Materials provided:
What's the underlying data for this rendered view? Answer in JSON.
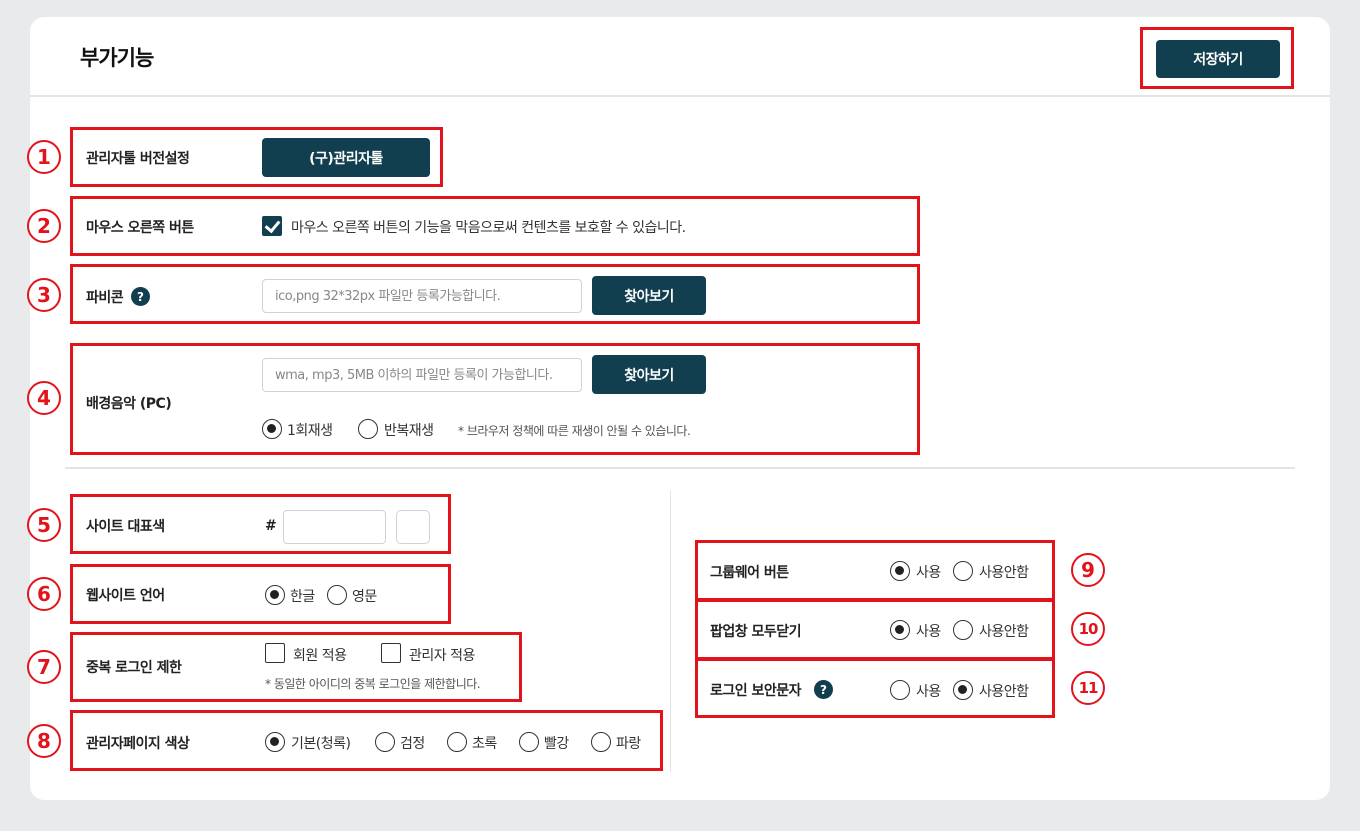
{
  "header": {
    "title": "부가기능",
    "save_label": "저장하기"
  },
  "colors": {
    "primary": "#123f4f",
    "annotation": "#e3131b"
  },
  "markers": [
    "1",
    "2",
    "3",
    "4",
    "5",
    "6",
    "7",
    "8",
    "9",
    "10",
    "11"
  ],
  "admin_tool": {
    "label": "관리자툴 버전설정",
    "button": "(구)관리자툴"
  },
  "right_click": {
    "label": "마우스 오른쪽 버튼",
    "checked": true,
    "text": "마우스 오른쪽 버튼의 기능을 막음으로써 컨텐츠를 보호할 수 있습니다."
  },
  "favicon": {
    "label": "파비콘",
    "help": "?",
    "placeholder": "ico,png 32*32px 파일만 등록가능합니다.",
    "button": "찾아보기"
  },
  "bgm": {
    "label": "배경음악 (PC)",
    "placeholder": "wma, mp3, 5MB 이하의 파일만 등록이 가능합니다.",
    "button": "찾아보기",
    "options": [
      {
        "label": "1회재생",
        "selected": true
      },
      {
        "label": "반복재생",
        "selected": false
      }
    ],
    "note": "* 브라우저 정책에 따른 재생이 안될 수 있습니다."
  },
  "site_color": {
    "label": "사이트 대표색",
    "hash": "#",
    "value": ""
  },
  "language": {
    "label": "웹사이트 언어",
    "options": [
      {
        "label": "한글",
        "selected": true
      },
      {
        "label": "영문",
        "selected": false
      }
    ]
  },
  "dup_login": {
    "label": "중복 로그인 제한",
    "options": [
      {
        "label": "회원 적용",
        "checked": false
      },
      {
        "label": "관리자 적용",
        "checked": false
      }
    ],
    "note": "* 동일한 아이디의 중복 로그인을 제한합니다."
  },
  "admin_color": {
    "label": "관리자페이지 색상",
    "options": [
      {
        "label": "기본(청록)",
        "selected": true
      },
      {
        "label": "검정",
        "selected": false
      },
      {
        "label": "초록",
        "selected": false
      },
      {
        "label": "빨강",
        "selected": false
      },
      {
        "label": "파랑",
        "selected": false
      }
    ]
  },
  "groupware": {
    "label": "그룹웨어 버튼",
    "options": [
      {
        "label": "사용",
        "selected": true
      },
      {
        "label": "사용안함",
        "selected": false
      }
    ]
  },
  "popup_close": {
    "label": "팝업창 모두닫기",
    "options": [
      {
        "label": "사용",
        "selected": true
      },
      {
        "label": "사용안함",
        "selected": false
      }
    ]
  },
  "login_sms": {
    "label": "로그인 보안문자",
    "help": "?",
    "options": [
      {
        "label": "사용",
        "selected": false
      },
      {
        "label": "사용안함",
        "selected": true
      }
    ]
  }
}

==

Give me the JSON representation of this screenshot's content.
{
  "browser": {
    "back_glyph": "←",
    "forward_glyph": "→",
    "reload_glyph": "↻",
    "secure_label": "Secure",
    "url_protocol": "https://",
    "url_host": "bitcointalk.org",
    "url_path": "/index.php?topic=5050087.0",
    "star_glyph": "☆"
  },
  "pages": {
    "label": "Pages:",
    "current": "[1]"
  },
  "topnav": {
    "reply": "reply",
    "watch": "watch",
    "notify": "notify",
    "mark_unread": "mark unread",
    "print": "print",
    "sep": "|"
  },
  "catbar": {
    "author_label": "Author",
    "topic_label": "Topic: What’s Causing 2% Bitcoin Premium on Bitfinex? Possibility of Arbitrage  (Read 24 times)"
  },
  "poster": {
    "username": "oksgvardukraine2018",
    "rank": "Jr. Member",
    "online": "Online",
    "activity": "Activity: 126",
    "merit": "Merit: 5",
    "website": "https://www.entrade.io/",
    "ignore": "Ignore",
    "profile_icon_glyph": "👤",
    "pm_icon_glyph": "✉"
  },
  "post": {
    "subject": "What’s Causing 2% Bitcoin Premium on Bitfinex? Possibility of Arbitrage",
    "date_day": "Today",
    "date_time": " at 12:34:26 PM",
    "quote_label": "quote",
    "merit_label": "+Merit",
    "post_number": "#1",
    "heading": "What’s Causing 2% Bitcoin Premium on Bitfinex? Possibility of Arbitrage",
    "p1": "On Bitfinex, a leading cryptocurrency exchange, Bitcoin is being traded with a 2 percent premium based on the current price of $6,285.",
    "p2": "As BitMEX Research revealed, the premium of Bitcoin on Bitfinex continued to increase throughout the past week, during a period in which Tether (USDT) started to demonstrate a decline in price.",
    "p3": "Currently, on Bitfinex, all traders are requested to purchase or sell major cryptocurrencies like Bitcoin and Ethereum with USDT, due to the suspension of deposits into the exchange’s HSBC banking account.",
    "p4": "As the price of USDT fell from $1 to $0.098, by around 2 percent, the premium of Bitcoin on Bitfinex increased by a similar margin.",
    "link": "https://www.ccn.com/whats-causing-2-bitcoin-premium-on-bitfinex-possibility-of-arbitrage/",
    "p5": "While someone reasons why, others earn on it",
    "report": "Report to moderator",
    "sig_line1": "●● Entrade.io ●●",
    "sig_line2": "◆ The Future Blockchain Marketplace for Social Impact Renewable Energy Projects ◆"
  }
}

Given instruction:
Identify each line in the records above containing the word "JSON"; copy those lines.

Problem solution:
What's the underlying data for this rendered view? Answer in JSON.
Give me the JSON representation of this screenshot's content.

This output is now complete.